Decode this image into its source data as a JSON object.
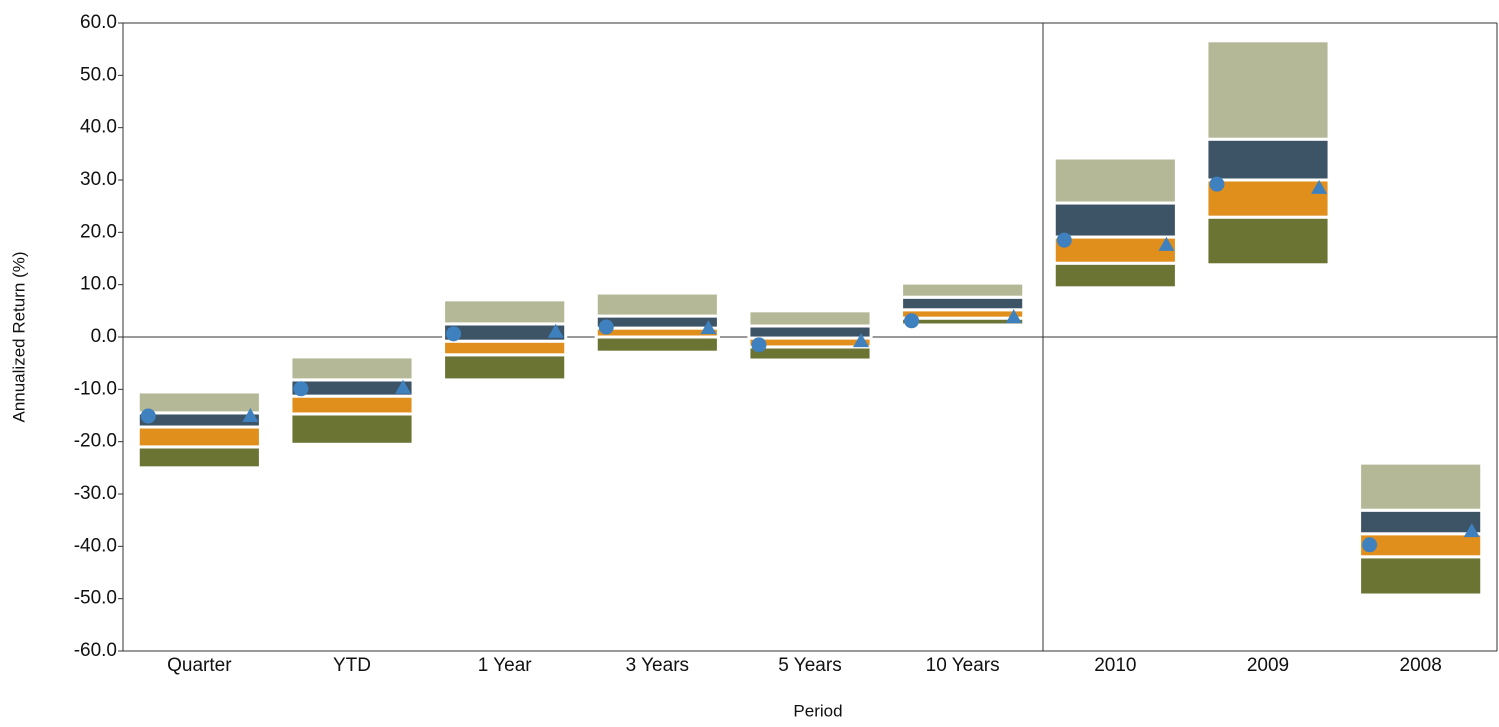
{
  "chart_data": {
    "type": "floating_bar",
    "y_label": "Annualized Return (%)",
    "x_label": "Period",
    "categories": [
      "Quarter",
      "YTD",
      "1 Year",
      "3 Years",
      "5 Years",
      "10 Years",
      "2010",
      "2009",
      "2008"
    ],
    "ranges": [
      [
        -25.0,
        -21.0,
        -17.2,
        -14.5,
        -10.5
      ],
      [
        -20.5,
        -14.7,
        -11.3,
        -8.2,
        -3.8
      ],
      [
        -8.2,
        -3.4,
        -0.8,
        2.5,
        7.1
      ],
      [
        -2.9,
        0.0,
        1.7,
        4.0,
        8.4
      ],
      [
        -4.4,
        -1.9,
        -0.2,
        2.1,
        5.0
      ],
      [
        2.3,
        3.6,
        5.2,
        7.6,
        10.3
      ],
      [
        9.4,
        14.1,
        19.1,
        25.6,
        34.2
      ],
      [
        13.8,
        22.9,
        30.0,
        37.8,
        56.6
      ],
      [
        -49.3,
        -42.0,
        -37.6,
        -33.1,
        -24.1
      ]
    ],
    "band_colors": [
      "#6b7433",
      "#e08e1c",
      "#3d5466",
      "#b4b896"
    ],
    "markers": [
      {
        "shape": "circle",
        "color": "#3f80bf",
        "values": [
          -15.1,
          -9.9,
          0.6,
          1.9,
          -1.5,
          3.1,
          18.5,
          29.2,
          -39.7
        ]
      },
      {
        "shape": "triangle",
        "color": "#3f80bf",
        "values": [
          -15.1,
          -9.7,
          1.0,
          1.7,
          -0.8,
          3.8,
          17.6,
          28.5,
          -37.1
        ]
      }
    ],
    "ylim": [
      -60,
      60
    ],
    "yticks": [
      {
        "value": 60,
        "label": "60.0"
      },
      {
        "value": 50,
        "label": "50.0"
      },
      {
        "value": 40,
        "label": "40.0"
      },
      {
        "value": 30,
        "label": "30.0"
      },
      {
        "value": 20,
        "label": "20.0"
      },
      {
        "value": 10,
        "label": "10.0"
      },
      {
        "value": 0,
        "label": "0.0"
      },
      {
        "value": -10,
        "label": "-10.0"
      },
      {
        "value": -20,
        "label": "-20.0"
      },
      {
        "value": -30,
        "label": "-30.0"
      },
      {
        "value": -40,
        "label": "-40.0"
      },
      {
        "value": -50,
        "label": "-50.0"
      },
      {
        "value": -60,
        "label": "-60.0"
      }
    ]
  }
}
====
Problem to solve:
Leave out the pictures and output every record above precisely as given.

Result:
Decode this image into its source data as a JSON object.
{
  "chart_data": {
    "type": "floating_bar",
    "y_label": "Annualized Return (%)",
    "x_label": "Period",
    "categories": [
      "Quarter",
      "YTD",
      "1 Year",
      "3 Years",
      "5 Years",
      "10 Years",
      "2010",
      "2009",
      "2008"
    ],
    "ranges": [
      [
        -25.0,
        -21.0,
        -17.2,
        -14.5,
        -10.5
      ],
      [
        -20.5,
        -14.7,
        -11.3,
        -8.2,
        -3.8
      ],
      [
        -8.2,
        -3.4,
        -0.8,
        2.5,
        7.1
      ],
      [
        -2.9,
        0.0,
        1.7,
        4.0,
        8.4
      ],
      [
        -4.4,
        -1.9,
        -0.2,
        2.1,
        5.0
      ],
      [
        2.3,
        3.6,
        5.2,
        7.6,
        10.3
      ],
      [
        9.4,
        14.1,
        19.1,
        25.6,
        34.2
      ],
      [
        13.8,
        22.9,
        30.0,
        37.8,
        56.6
      ],
      [
        -49.3,
        -42.0,
        -37.6,
        -33.1,
        -24.1
      ]
    ],
    "band_colors": [
      "#6b7433",
      "#e08e1c",
      "#3d5466",
      "#b4b896"
    ],
    "markers": [
      {
        "shape": "circle",
        "color": "#3f80bf",
        "values": [
          -15.1,
          -9.9,
          0.6,
          1.9,
          -1.5,
          3.1,
          18.5,
          29.2,
          -39.7
        ]
      },
      {
        "shape": "triangle",
        "color": "#3f80bf",
        "values": [
          -15.1,
          -9.7,
          1.0,
          1.7,
          -0.8,
          3.8,
          17.6,
          28.5,
          -37.1
        ]
      }
    ],
    "ylim": [
      -60,
      60
    ],
    "yticks": [
      {
        "value": 60,
        "label": "60.0"
      },
      {
        "value": 50,
        "label": "50.0"
      },
      {
        "value": 40,
        "label": "40.0"
      },
      {
        "value": 30,
        "label": "30.0"
      },
      {
        "value": 20,
        "label": "20.0"
      },
      {
        "value": 10,
        "label": "10.0"
      },
      {
        "value": 0,
        "label": "0.0"
      },
      {
        "value": -10,
        "label": "-10.0"
      },
      {
        "value": -20,
        "label": "-20.0"
      },
      {
        "value": -30,
        "label": "-30.0"
      },
      {
        "value": -40,
        "label": "-40.0"
      },
      {
        "value": -50,
        "label": "-50.0"
      },
      {
        "value": -60,
        "label": "-60.0"
      }
    ]
  }
}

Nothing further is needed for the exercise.